_TASK REQUIREMENTS_. Copy each line below in which the string "Mean" occurs.

- - - - - - -

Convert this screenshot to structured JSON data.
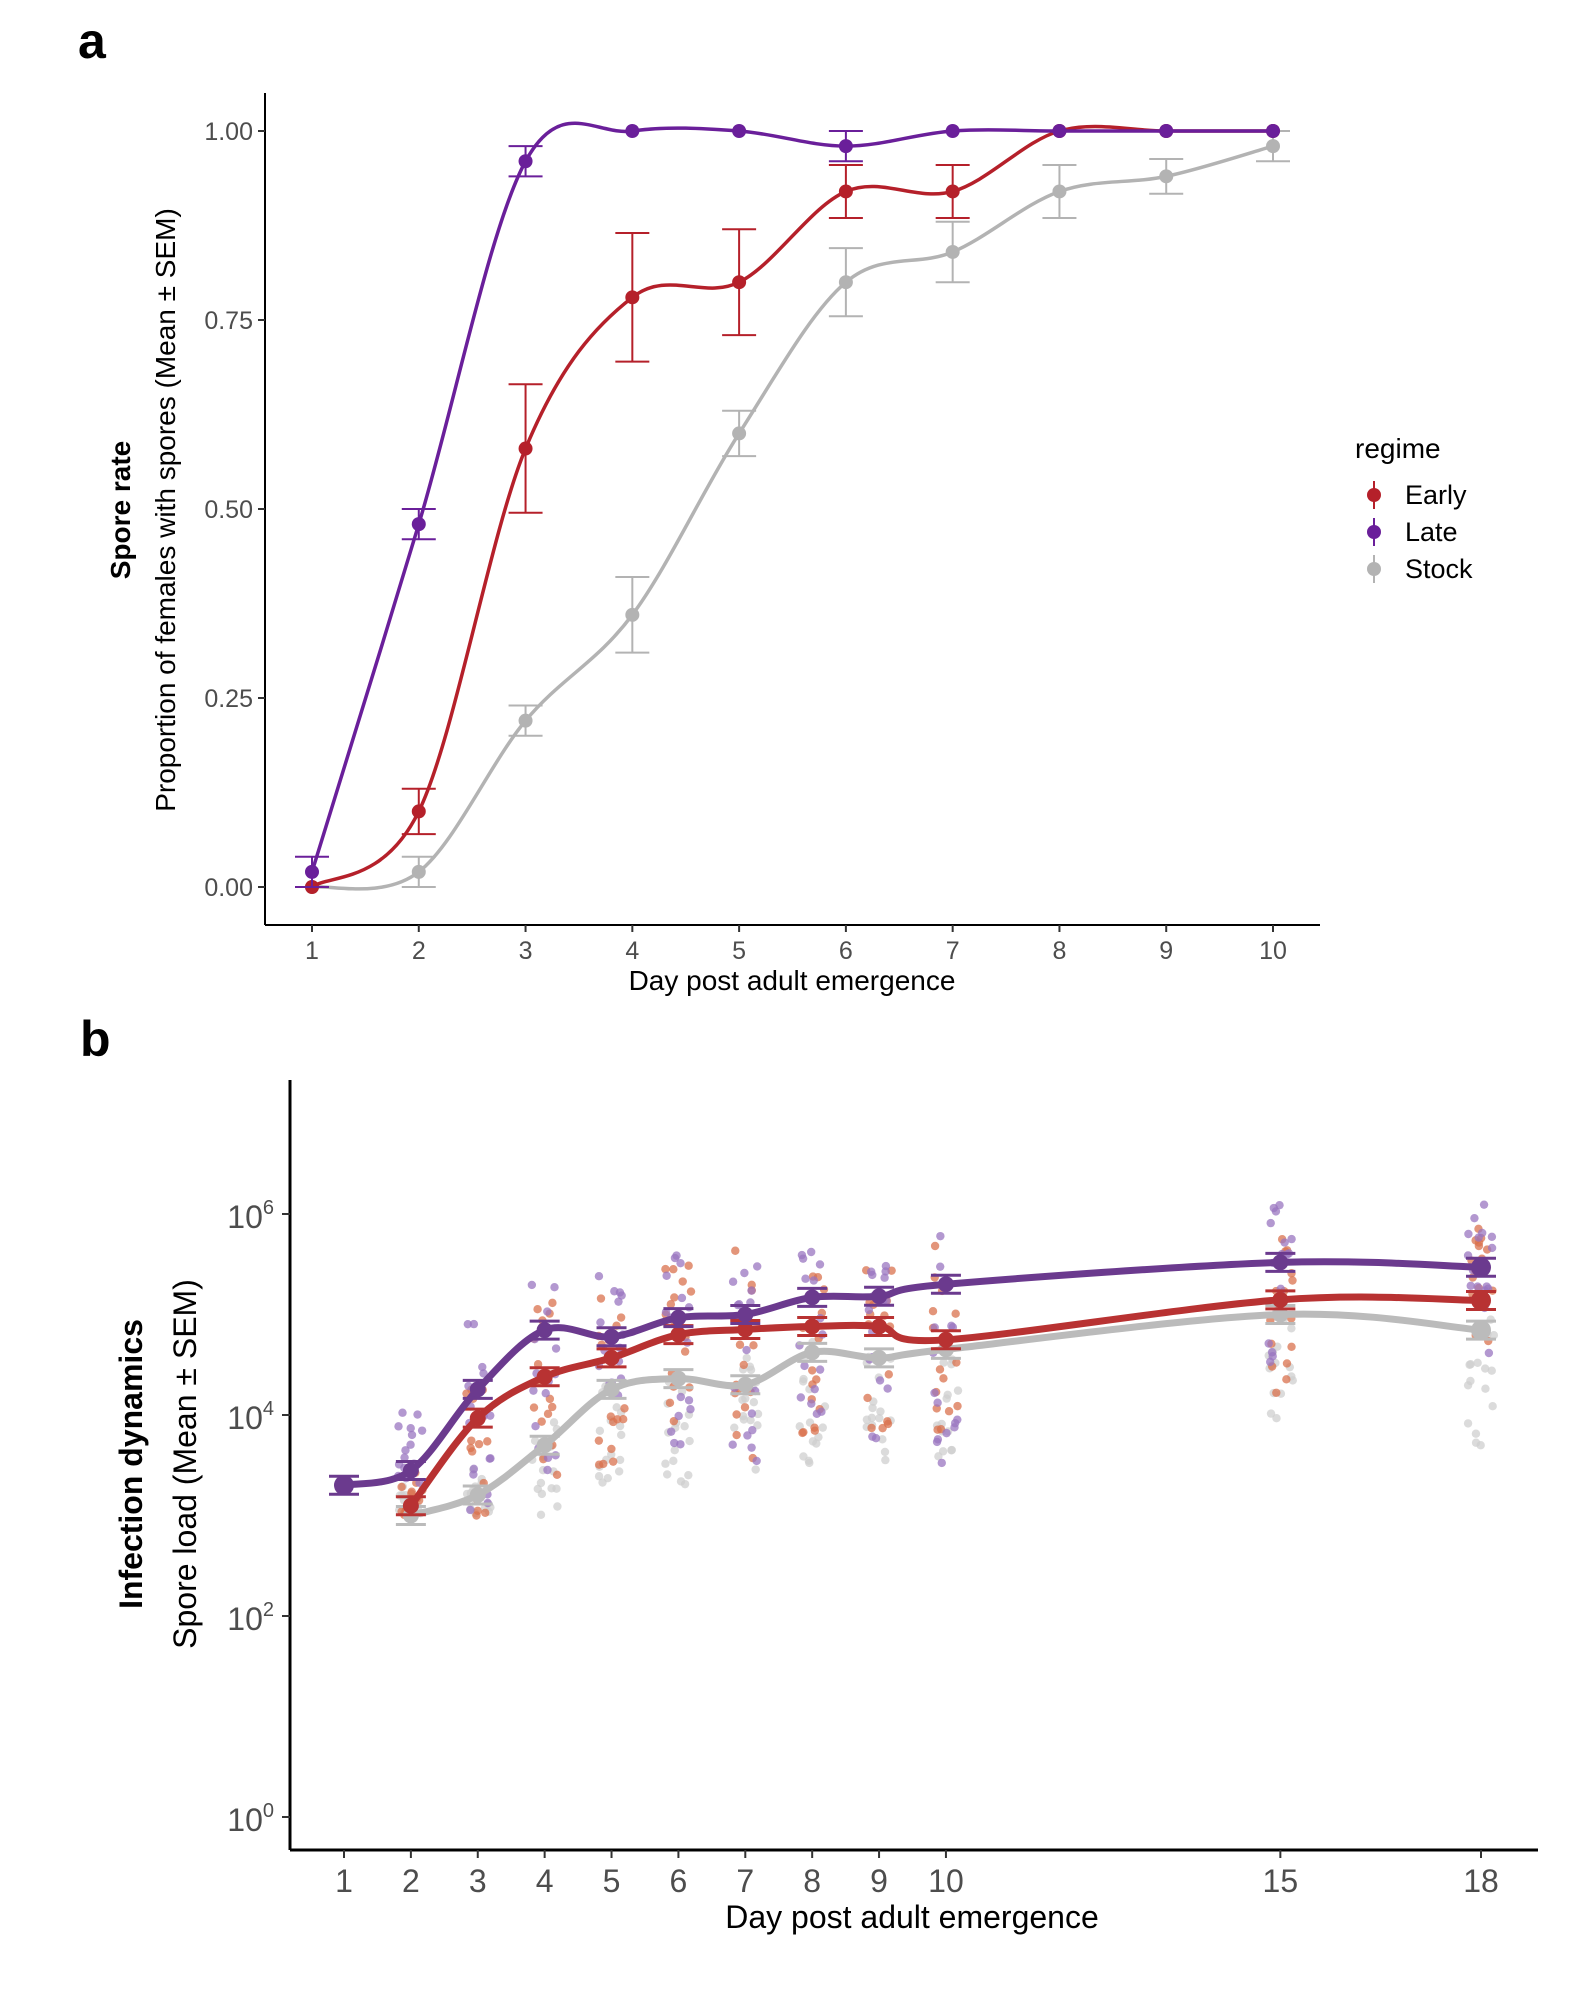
{
  "colors": {
    "Early": "#b5202a",
    "Late": "#6a1f9a",
    "Stock": "#b3b3b3",
    "Early_b": "#b83232",
    "Late_b": "#6b3a8e",
    "Stock_b": "#bbbbbb",
    "Early_raw": "#d9714d",
    "Late_raw": "#9a76c0",
    "Stock_raw": "#cfcfcf"
  },
  "chart_data": [
    {
      "panel_label": "a",
      "type": "line",
      "xlabel": "Day post adult emergence",
      "ylabel_bold": "Spore rate",
      "ylabel": "Proportion of females with spores (Mean ± SEM)",
      "x": [
        1,
        2,
        3,
        4,
        5,
        6,
        7,
        8,
        9,
        10
      ],
      "x_ticks": [
        "1",
        "2",
        "3",
        "4",
        "5",
        "6",
        "7",
        "8",
        "9",
        "10"
      ],
      "y_ticks": [
        "0.00",
        "0.25",
        "0.50",
        "0.75",
        "1.00"
      ],
      "ylim": [
        0,
        1
      ],
      "legend": {
        "title": "regime",
        "position": "right"
      },
      "series": [
        {
          "name": "Early",
          "values": [
            0,
            0.1,
            0.58,
            0.78,
            0.8,
            0.92,
            0.92,
            1.0,
            1.0,
            1.0
          ],
          "sem": [
            0,
            0.03,
            0.085,
            0.085,
            0.07,
            0.035,
            0.035,
            0,
            0,
            0
          ]
        },
        {
          "name": "Late",
          "values": [
            0.02,
            0.48,
            0.96,
            1.0,
            1.0,
            0.98,
            1.0,
            1.0,
            1.0,
            1.0
          ],
          "sem": [
            0.02,
            0.02,
            0.02,
            0,
            0,
            0.02,
            0,
            0,
            0,
            0
          ]
        },
        {
          "name": "Stock",
          "values": [
            0,
            0.02,
            0.22,
            0.36,
            0.6,
            0.8,
            0.84,
            0.92,
            0.94,
            0.98
          ],
          "sem": [
            0,
            0.02,
            0.02,
            0.05,
            0.03,
            0.045,
            0.04,
            0.035,
            0.023,
            0.02
          ]
        }
      ]
    },
    {
      "panel_label": "b",
      "type": "line",
      "xlabel": "Day post adult emergence",
      "ylabel_bold": "Infection dynamics",
      "ylabel": "Spore load (Mean ± SEM)",
      "y_scale": "log10",
      "y_ticks": [
        {
          "base": "10",
          "exp": "0",
          "value": 1
        },
        {
          "base": "10",
          "exp": "2",
          "value": 100
        },
        {
          "base": "10",
          "exp": "4",
          "value": 10000
        },
        {
          "base": "10",
          "exp": "6",
          "value": 1000000
        }
      ],
      "x_ticks": [
        "1",
        "2",
        "3",
        "4",
        "5",
        "6",
        "7",
        "8",
        "9",
        "10",
        "15",
        "18"
      ],
      "xlim": [
        0.5,
        18.7
      ],
      "ylim": [
        0.3,
        20000000
      ],
      "series": [
        {
          "name": "Late",
          "x": [
            1,
            2,
            3,
            4,
            5,
            6,
            7,
            8,
            9,
            10,
            15,
            18
          ],
          "values": [
            2000,
            2800,
            18000,
            70000,
            60000,
            93000,
            100000,
            148000,
            152000,
            200000,
            330000,
            295000
          ],
          "raw_range": [
            null,
            [
              2000,
              11000
            ],
            [
              1000,
              120000
            ],
            [
              2500,
              230000
            ],
            [
              10000,
              250000
            ],
            [
              5000,
              400000
            ],
            [
              3000,
              450000
            ],
            [
              10000,
              450000
            ],
            [
              3000,
              420000
            ],
            [
              3000,
              700000
            ],
            [
              25000,
              1300000
            ],
            [
              30000,
              1400000
            ]
          ]
        },
        {
          "name": "Early",
          "x": [
            2,
            3,
            4,
            5,
            6,
            7,
            8,
            9,
            10,
            15,
            18
          ],
          "values": [
            1250,
            9300,
            24000,
            37000,
            63000,
            71000,
            76000,
            76000,
            56000,
            140000,
            138000
          ],
          "raw_range": [
            [
              1000,
              3000
            ],
            [
              1000,
              40000
            ],
            [
              2500,
              150000
            ],
            [
              3000,
              300000
            ],
            [
              5000,
              350000
            ],
            [
              3000,
              450000
            ],
            [
              5000,
              350000
            ],
            [
              5000,
              300000
            ],
            [
              4000,
              550000
            ],
            [
              15000,
              1000000
            ],
            [
              40000,
              900000
            ]
          ]
        },
        {
          "name": "Stock",
          "x": [
            2,
            3,
            4,
            5,
            6,
            7,
            8,
            9,
            10,
            15,
            18
          ],
          "values": [
            1000,
            1600,
            5000,
            18000,
            23000,
            20000,
            42000,
            37000,
            45000,
            100000,
            70000
          ],
          "raw_range": [
            [
              1000,
              2000
            ],
            [
              1000,
              3000
            ],
            [
              1000,
              10000
            ],
            [
              2000,
              25000
            ],
            [
              2000,
              40000
            ],
            [
              2000,
              40000
            ],
            [
              3000,
              60000
            ],
            [
              3000,
              50000
            ],
            [
              3000,
              60000
            ],
            [
              8000,
              150000
            ],
            [
              5000,
              100000
            ]
          ]
        }
      ]
    }
  ]
}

- - - - - - -

_RESULT_.
      "ylabel": "Proportion of females with spores (Mean ± SEM)",
      "ylabel": "Spore load (Mean ± SEM)",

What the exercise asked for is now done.